Provided entries ->
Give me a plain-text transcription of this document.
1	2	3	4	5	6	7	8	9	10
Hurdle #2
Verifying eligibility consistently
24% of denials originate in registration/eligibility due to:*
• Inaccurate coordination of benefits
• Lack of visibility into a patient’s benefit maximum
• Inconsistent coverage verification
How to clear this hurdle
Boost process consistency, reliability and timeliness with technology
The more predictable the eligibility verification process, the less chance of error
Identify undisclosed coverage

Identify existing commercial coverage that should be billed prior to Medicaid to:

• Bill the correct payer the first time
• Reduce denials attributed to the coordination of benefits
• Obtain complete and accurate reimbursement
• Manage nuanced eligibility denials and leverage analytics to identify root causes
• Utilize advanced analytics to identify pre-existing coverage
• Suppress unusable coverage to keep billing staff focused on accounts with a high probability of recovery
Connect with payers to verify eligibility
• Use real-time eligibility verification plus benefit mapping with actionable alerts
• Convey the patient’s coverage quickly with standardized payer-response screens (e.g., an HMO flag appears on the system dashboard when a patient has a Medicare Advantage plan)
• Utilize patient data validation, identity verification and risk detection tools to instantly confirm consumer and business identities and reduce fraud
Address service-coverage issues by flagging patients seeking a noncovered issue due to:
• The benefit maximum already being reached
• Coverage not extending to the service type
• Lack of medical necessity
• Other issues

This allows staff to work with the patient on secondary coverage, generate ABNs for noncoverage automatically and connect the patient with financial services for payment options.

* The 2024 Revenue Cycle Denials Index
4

Task details -> Determine how many lines in the entries hold the string "process". Write only the number.

Problem solution -> 2